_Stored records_
____________

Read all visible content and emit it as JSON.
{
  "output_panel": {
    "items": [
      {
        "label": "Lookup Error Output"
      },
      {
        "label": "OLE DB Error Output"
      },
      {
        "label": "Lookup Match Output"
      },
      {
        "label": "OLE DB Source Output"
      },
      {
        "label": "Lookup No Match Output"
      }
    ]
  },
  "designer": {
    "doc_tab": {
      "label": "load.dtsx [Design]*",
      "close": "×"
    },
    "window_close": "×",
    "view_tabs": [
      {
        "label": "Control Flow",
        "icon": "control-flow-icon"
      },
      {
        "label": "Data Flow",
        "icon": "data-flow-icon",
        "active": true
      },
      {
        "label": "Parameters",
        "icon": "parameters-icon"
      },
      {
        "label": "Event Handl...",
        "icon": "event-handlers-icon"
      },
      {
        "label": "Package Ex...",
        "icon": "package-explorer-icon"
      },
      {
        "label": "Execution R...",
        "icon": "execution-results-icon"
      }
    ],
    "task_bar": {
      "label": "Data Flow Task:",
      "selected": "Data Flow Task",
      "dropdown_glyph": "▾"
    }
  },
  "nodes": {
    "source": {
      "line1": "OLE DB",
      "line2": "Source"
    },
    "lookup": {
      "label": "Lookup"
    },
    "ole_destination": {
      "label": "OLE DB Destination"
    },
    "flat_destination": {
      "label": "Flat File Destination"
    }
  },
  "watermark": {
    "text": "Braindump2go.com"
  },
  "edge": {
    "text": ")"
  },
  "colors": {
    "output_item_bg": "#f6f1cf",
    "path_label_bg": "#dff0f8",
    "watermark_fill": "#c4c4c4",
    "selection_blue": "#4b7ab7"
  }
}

____________

_PROMPT_
Count how many lines contain "Match" and give only that count.

_TASK SOLUTION_
2